Given request: Select the lines below containing the word "quản".

═══ Records to use ═══

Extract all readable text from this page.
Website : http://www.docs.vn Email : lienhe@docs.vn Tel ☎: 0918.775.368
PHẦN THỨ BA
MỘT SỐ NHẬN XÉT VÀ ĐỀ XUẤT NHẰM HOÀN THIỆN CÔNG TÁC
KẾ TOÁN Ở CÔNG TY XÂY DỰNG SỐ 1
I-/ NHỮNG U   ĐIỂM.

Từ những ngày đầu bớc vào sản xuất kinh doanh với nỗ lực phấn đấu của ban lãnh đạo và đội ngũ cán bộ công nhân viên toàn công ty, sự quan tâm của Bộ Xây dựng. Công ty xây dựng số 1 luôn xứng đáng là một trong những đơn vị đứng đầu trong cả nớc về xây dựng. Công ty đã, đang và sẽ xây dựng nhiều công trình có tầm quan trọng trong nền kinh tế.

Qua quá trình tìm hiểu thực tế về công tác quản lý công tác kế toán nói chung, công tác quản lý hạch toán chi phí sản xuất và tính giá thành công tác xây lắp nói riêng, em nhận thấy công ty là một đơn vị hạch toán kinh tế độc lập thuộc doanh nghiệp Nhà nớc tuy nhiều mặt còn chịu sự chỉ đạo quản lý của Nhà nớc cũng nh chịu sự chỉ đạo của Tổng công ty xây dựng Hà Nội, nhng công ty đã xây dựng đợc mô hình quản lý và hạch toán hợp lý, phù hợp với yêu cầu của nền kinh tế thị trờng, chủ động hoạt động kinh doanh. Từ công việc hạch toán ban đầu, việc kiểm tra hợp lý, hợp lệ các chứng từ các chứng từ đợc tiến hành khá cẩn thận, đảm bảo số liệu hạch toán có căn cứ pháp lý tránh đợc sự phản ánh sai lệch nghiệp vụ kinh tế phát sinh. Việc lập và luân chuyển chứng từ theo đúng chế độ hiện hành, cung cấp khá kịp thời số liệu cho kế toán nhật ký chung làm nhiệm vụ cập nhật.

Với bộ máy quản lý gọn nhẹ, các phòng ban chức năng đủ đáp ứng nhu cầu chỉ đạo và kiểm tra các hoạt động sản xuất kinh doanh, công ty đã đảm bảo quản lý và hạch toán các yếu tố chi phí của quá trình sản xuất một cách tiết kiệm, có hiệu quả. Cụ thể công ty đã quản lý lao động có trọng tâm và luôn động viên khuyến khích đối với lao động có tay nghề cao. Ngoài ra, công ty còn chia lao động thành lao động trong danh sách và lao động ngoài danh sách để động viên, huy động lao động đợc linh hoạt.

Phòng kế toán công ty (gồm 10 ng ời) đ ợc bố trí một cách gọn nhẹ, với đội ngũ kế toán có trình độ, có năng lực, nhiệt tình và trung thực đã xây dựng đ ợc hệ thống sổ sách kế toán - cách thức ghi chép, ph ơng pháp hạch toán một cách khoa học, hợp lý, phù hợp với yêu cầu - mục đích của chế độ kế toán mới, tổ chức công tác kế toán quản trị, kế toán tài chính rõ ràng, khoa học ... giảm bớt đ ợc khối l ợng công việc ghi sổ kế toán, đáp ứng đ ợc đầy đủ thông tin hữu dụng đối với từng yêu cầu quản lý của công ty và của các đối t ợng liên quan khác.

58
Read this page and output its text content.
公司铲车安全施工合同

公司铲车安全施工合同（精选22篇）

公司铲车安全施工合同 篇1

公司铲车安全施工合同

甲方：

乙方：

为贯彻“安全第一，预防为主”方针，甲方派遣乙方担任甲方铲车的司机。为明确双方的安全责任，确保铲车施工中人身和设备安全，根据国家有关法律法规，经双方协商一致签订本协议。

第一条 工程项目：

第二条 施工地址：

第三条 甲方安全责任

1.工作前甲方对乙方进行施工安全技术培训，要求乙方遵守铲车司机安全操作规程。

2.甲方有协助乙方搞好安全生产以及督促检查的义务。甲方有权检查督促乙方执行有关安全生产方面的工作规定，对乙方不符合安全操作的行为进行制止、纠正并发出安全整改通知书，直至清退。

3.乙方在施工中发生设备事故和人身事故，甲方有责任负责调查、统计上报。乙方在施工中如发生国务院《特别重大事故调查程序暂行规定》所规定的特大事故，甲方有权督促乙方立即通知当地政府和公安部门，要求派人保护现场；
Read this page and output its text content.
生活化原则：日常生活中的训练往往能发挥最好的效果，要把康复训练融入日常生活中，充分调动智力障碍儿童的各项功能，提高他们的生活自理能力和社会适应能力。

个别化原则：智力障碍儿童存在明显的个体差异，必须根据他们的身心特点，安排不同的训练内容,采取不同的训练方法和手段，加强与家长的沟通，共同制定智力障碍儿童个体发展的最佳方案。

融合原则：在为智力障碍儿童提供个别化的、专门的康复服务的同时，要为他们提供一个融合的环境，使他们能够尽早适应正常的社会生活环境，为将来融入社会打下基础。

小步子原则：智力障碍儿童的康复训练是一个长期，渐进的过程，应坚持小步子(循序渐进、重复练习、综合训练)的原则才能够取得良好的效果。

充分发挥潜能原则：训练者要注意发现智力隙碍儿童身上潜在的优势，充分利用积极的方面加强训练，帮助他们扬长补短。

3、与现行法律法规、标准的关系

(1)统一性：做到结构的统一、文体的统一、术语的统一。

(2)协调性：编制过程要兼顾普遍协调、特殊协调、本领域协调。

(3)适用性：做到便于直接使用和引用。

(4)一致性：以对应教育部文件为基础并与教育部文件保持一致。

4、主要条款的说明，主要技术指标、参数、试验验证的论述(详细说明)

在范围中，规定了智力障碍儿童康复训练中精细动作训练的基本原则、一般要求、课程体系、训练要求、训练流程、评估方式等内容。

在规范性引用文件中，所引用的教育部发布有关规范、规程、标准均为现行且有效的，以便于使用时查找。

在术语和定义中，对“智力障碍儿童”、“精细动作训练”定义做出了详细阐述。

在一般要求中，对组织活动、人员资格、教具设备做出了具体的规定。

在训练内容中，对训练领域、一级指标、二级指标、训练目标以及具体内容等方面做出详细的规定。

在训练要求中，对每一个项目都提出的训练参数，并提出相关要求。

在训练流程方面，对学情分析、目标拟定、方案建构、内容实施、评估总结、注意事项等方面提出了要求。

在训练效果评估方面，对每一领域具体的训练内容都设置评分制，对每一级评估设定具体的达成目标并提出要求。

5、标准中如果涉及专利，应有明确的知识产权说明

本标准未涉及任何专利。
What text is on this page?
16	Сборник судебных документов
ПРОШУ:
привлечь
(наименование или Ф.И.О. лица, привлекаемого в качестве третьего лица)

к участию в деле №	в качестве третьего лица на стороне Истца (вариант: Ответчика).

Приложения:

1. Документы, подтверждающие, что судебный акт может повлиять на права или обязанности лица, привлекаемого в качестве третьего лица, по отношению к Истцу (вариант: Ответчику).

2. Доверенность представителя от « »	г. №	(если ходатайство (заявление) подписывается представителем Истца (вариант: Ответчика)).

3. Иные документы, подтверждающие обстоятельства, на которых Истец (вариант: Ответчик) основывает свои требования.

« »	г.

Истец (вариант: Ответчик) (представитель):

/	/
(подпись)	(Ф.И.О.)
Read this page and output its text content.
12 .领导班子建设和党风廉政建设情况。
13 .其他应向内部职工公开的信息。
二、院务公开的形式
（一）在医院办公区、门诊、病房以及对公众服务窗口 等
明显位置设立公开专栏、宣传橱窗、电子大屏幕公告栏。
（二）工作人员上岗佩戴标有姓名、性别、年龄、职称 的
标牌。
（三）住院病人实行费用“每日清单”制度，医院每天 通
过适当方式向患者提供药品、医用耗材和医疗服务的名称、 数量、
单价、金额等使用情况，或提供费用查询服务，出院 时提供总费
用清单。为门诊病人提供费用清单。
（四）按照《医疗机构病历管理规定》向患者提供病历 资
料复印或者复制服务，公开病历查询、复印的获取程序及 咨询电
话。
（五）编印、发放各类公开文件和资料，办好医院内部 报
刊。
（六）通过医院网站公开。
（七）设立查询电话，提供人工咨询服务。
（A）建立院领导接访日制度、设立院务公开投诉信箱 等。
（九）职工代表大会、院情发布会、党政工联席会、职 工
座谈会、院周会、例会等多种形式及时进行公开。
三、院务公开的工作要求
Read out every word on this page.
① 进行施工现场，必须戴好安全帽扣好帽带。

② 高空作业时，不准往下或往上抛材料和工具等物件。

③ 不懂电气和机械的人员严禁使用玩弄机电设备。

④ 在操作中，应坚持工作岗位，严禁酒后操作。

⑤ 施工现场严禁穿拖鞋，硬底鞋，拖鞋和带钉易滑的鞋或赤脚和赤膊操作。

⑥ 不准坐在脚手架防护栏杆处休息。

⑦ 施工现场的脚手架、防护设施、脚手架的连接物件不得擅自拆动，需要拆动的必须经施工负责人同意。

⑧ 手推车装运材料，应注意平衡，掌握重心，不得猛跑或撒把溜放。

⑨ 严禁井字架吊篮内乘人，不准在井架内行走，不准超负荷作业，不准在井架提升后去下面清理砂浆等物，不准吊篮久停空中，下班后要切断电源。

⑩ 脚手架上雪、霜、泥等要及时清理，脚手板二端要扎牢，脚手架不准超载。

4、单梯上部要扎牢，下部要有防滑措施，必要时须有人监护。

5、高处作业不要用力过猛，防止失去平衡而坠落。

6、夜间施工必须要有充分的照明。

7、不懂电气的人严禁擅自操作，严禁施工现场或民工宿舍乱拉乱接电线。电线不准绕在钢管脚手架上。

═══

Solution for this problem:
Qua quá trình tìm hiểu thực tế về công tác quản lý công tác kế toán nói chung, công tác quản lý hạch toán chi phí sản xuất và tính giá thành công tác xây lắp nói riêng, em nhận thấy công ty là một đơn vị hạch toán kinh tế độc lập thuộc doanh nghiệp Nhà nớc tuy nhiều mặt còn chịu sự chỉ đạo quản lý của Nhà nớc cũng nh chịu sự chỉ đạo của Tổng công ty xây dựng Hà Nội, nhng công ty đã xây dựng đợc mô hình quản lý và hạch toán hợp lý, phù hợp với yêu cầu của nền kinh tế thị trờng, chủ động hoạt động kinh doanh. Từ công việc hạch toán ban đầu, việc kiểm tra hợp lý, hợp lệ các chứng từ các chứng từ đợc tiến hành khá cẩn thận, đảm bảo số liệu hạch toán có căn cứ pháp lý tránh đợc sự phản ánh sai lệch nghiệp vụ kinh tế phát sinh. Việc lập và luân chuyển chứng từ theo đúng chế độ hiện hành, cung cấp khá kịp thời số liệu cho kế toán nhật ký chung làm nhiệm vụ cập nhật.
Với bộ máy quản lý gọn nhẹ, các phòng ban chức năng đủ đáp ứng nhu cầu chỉ đạo và kiểm tra các hoạt động sản xuất kinh doanh, công ty đã đảm bảo quản lý và hạch toán các yếu tố chi phí của quá trình sản xuất một cách tiết kiệm, có hiệu quả. Cụ thể công ty đã quản lý lao động có trọng tâm và luôn động viên khuyến khích đối với lao động có tay nghề cao. Ngoài ra, công ty còn chia lao động thành lao động trong danh sách và lao động ngoài danh sách để động viên, huy động lao động đợc linh hoạt.
Phòng kế toán công ty (gồm 10 ng ời) đ ợc bố trí một cách gọn nhẹ, với đội ngũ kế toán có trình độ, có năng lực, nhiệt tình và trung thực đã xây dựng đ ợc hệ thống sổ sách kế toán - cách thức ghi chép, ph ơng pháp hạch toán một cách khoa học, hợp lý, phù hợp với yêu cầu - mục đích của chế độ kế toán mới, tổ chức công tác kế toán quản trị, kế toán tài chính rõ ràng, khoa học ... giảm bớt đ ợc khối l ợng công việc ghi sổ kế toán, đáp ứng đ ợc đầy đủ thông tin hữu dụng đối với từng yêu cầu quản lý của công ty và của các đối t ợng liên quan khác.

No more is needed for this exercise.